(Stored data)
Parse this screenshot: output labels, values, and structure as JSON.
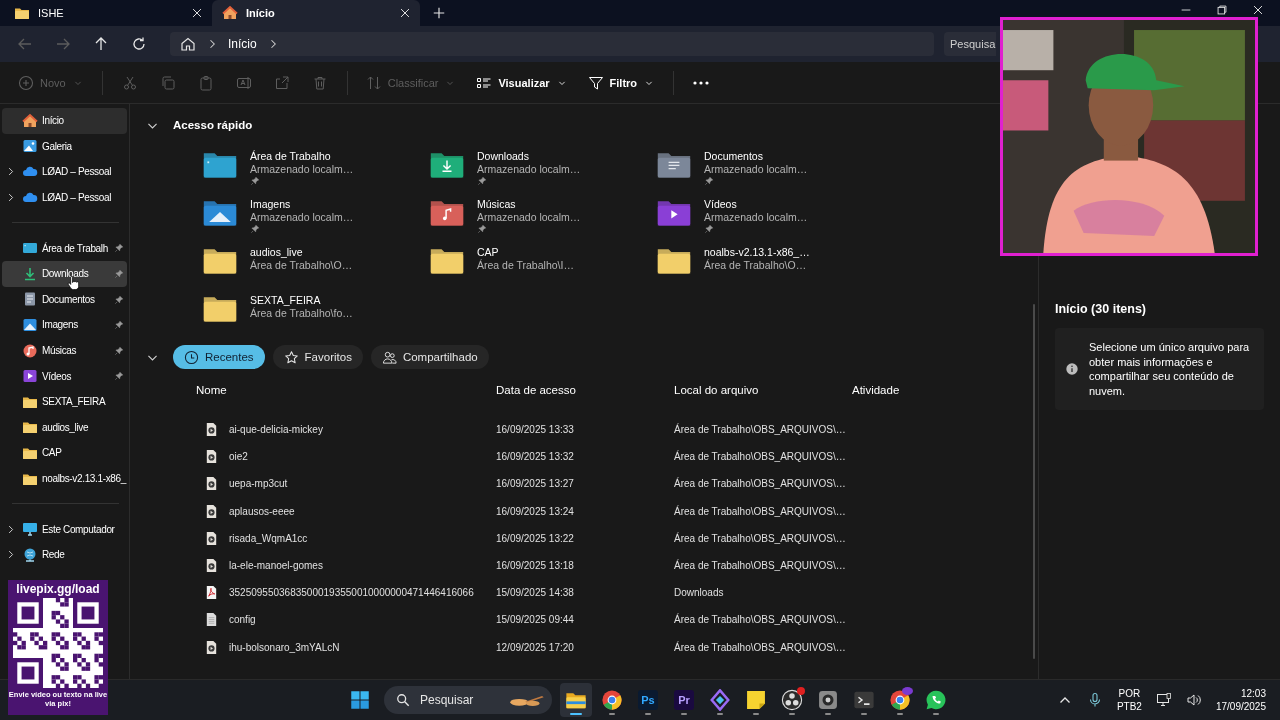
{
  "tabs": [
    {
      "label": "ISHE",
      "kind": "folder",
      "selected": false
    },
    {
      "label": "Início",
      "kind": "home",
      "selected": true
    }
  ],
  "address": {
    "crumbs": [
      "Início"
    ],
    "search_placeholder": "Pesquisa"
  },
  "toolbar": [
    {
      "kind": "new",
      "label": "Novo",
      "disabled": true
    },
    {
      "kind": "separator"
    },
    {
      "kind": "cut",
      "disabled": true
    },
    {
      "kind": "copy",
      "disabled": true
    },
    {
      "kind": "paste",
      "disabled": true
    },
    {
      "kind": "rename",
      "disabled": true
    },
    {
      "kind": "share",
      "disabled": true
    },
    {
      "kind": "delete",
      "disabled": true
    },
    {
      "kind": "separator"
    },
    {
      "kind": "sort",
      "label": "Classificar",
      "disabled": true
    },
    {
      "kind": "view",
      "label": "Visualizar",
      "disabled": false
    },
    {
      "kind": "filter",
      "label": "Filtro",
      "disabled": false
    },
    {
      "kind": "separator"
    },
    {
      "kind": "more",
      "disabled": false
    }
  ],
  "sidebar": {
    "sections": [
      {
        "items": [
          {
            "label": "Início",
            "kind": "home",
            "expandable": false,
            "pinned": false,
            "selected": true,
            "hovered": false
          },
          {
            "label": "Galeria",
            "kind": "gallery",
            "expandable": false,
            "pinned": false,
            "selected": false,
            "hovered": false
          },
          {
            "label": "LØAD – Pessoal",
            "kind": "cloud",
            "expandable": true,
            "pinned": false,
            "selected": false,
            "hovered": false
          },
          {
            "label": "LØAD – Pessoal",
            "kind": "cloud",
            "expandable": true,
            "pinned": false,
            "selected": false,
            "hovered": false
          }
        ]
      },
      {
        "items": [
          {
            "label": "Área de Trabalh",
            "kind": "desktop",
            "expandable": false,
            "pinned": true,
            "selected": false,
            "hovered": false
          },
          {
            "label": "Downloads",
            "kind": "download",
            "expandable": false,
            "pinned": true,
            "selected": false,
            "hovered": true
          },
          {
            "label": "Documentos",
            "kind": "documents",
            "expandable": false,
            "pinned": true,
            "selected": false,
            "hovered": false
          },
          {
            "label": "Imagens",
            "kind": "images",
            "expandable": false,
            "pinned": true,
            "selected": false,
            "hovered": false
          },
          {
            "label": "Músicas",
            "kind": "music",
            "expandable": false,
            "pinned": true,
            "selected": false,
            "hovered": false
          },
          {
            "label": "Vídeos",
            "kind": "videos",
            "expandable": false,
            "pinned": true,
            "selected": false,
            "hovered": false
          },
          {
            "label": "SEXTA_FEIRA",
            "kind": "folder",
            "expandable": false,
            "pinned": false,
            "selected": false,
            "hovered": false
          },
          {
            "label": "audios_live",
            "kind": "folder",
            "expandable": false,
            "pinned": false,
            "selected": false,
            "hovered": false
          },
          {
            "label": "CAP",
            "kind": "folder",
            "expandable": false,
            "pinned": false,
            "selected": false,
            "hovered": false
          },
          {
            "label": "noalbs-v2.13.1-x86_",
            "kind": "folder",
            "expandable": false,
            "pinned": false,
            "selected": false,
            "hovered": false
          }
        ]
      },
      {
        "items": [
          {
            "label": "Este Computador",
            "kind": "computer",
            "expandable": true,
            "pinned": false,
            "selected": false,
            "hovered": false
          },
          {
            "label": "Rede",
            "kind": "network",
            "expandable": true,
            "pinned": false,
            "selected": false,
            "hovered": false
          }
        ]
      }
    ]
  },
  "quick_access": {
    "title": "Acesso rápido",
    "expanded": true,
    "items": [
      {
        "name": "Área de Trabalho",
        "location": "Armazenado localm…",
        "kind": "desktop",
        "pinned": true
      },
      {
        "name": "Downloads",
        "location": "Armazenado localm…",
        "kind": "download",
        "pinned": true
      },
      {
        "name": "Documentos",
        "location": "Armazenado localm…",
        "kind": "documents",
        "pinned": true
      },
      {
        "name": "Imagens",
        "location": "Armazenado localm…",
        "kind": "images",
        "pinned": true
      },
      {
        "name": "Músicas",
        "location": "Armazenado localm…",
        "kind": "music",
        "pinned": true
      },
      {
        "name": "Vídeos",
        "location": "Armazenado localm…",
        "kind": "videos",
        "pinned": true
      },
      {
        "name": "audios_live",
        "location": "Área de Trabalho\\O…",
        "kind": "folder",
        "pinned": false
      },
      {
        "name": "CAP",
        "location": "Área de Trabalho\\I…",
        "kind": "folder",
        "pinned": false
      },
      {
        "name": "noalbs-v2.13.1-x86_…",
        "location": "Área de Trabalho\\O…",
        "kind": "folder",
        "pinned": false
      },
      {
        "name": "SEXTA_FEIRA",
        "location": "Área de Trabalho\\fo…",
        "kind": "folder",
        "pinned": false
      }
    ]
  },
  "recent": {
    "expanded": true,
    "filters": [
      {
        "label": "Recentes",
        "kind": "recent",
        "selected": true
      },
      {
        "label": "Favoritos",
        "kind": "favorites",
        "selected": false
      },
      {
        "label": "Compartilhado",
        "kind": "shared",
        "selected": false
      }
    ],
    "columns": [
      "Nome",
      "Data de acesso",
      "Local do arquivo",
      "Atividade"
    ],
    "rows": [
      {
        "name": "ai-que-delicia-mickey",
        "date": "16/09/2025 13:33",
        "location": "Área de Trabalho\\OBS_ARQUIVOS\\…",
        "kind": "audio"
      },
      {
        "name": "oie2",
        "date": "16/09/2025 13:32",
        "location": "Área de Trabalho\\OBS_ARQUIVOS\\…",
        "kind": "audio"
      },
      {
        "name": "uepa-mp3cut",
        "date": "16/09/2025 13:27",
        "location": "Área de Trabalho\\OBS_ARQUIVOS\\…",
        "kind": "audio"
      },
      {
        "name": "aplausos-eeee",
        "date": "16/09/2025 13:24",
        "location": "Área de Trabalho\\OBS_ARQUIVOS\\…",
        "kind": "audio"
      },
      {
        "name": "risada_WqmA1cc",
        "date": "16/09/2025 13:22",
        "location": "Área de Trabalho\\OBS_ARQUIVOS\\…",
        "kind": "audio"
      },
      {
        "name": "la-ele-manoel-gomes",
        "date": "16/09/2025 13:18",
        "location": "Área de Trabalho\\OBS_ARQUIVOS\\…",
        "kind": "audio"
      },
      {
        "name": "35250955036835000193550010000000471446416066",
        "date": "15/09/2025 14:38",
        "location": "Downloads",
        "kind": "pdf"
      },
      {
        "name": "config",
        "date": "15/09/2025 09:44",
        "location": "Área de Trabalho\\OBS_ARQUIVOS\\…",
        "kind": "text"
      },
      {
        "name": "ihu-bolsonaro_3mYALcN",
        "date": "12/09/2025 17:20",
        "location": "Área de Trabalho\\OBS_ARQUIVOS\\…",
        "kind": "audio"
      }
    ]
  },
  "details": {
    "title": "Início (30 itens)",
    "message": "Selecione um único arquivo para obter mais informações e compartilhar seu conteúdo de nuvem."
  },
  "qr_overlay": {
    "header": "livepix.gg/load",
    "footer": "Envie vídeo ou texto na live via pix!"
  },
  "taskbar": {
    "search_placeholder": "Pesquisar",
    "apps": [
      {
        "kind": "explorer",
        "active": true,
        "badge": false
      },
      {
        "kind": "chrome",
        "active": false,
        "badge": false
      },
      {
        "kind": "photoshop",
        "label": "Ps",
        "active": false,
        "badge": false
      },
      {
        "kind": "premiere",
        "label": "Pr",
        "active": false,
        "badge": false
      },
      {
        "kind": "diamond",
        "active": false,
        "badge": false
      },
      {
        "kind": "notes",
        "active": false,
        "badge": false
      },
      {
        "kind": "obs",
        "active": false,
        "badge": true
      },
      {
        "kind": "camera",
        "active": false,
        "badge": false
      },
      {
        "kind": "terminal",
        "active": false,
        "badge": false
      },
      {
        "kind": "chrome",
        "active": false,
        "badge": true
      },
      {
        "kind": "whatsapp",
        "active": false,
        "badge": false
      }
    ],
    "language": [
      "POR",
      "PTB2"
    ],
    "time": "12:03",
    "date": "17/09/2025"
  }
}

_Stated exercise_:
Pick out the lines containing the string "title".

_Completed exercise_:
    "title": "Acesso rápido",
    "title": "Início (30 itens)",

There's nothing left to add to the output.